The entries that follow should be written out exactly.

Collected data entries
-- -- --

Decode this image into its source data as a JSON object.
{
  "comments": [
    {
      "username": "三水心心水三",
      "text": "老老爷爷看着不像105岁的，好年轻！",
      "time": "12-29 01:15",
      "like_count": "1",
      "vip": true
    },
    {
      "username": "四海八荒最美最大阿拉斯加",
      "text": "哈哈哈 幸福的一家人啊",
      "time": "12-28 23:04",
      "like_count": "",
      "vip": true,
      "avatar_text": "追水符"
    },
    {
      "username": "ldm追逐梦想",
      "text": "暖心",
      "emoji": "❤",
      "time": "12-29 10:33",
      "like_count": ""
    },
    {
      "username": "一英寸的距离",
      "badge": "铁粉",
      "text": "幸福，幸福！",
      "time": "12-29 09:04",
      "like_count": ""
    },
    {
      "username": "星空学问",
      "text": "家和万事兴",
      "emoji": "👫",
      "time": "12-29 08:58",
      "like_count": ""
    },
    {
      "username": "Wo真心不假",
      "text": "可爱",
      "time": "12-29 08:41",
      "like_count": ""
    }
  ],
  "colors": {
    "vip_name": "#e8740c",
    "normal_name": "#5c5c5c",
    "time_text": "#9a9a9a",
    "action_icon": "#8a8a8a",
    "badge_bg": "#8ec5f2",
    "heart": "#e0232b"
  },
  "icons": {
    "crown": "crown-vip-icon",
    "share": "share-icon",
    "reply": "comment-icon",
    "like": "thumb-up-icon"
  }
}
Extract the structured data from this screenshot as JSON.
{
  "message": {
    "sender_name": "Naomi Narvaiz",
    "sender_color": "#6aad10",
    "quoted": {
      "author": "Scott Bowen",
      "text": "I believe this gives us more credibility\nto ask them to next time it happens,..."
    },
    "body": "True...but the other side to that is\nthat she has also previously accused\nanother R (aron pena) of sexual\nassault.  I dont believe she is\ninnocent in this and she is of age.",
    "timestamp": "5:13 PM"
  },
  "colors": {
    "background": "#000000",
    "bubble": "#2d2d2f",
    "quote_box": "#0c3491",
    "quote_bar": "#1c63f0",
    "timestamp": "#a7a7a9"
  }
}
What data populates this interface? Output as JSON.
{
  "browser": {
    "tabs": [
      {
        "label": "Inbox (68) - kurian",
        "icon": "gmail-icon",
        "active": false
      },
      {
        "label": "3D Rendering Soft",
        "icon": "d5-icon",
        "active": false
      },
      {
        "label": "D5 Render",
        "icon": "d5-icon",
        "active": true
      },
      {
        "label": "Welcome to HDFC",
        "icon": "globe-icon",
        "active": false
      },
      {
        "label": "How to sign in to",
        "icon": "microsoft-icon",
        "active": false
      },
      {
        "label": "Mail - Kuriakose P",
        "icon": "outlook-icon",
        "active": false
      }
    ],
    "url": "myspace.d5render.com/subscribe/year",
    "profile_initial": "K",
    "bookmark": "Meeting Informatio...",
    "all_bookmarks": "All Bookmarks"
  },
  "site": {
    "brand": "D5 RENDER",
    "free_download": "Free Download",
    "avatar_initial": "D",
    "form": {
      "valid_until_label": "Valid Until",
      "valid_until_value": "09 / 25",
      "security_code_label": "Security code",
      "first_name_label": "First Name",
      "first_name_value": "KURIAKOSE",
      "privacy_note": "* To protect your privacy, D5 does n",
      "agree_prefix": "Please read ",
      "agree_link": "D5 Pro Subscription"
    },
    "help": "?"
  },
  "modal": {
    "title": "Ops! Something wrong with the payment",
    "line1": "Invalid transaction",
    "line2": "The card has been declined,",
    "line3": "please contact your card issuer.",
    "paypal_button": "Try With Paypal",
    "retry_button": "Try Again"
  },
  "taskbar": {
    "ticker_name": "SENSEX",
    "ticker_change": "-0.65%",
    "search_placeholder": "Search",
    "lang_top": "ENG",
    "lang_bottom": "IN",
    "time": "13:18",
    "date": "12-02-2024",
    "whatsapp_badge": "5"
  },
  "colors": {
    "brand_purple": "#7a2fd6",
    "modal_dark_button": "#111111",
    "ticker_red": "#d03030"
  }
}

-- -- --

_Complete output_
Decode this image into its source data as a JSON object.
{
  "comments": [
    {
      "username": "三水心心水三",
      "text": "老老爷爷看着不像105岁的，好年轻！",
      "time": "12-29 01:15",
      "like_count": "1",
      "vip": true
    },
    {
      "username": "四海八荒最美最大阿拉斯加",
      "text": "哈哈哈 幸福的一家人啊",
      "time": "12-28 23:04",
      "like_count": "",
      "vip": true,
      "avatar_text": "追水符"
    },
    {
      "username": "ldm追逐梦想",
      "text": "暖心",
      "emoji": "❤",
      "time": "12-29 10:33",
      "like_count": ""
    },
    {
      "username": "一英寸的距离",
      "badge": "铁粉",
      "text": "幸福，幸福！",
      "time": "12-29 09:04",
      "like_count": ""
    },
    {
      "username": "星空学问",
      "text": "家和万事兴",
      "emoji": "👫",
      "time": "12-29 08:58",
      "like_count": ""
    },
    {
      "username": "Wo真心不假",
      "text": "可爱",
      "time": "12-29 08:41",
      "like_count": ""
    }
  ],
  "colors": {
    "vip_name": "#e8740c",
    "normal_name": "#5c5c5c",
    "time_text": "#9a9a9a",
    "action_icon": "#8a8a8a",
    "badge_bg": "#8ec5f2",
    "heart": "#e0232b"
  },
  "icons": {
    "crown": "crown-vip-icon",
    "share": "share-icon",
    "reply": "comment-icon",
    "like": "thumb-up-icon"
  }
}
Extract the structured data from this screenshot as JSON.
{
  "message": {
    "sender_name": "Naomi Narvaiz",
    "sender_color": "#6aad10",
    "quoted": {
      "author": "Scott Bowen",
      "text": "I believe this gives us more credibility\nto ask them to next time it happens,..."
    },
    "body": "True...but the other side to that is\nthat she has also previously accused\nanother R (aron pena) of sexual\nassault.  I dont believe she is\ninnocent in this and she is of age.",
    "timestamp": "5:13 PM"
  },
  "colors": {
    "background": "#000000",
    "bubble": "#2d2d2f",
    "quote_box": "#0c3491",
    "quote_bar": "#1c63f0",
    "timestamp": "#a7a7a9"
  }
}
What data populates this interface? Output as JSON.
{
  "browser": {
    "tabs": [
      {
        "label": "Inbox (68) - kurian",
        "icon": "gmail-icon",
        "active": false
      },
      {
        "label": "3D Rendering Soft",
        "icon": "d5-icon",
        "active": false
      },
      {
        "label": "D5 Render",
        "icon": "d5-icon",
        "active": true
      },
      {
        "label": "Welcome to HDFC",
        "icon": "globe-icon",
        "active": false
      },
      {
        "label": "How to sign in to",
        "icon": "microsoft-icon",
        "active": false
      },
      {
        "label": "Mail - Kuriakose P",
        "icon": "outlook-icon",
        "active": false
      }
    ],
    "url": "myspace.d5render.com/subscribe/year",
    "profile_initial": "K",
    "bookmark": "Meeting Informatio...",
    "all_bookmarks": "All Bookmarks"
  },
  "site": {
    "brand": "D5 RENDER",
    "free_download": "Free Download",
    "avatar_initial": "D",
    "form": {
      "valid_until_label": "Valid Until",
      "valid_until_value": "09 / 25",
      "security_code_label": "Security code",
      "first_name_label": "First Name",
      "first_name_value": "KURIAKOSE",
      "privacy_note": "* To protect your privacy, D5 does n",
      "agree_prefix": "Please read ",
      "agree_link": "D5 Pro Subscription"
    },
    "help": "?"
  },
  "modal": {
    "title": "Ops! Something wrong with the payment",
    "line1": "Invalid transaction",
    "line2": "The card has been declined,",
    "line3": "please contact your card issuer.",
    "paypal_button": "Try With Paypal",
    "retry_button": "Try Again"
  },
  "taskbar": {
    "ticker_name": "SENSEX",
    "ticker_change": "-0.65%",
    "search_placeholder": "Search",
    "lang_top": "ENG",
    "lang_bottom": "IN",
    "time": "13:18",
    "date": "12-02-2024",
    "whatsapp_badge": "5"
  },
  "colors": {
    "brand_purple": "#7a2fd6",
    "modal_dark_button": "#111111",
    "ticker_red": "#d03030"
  }
}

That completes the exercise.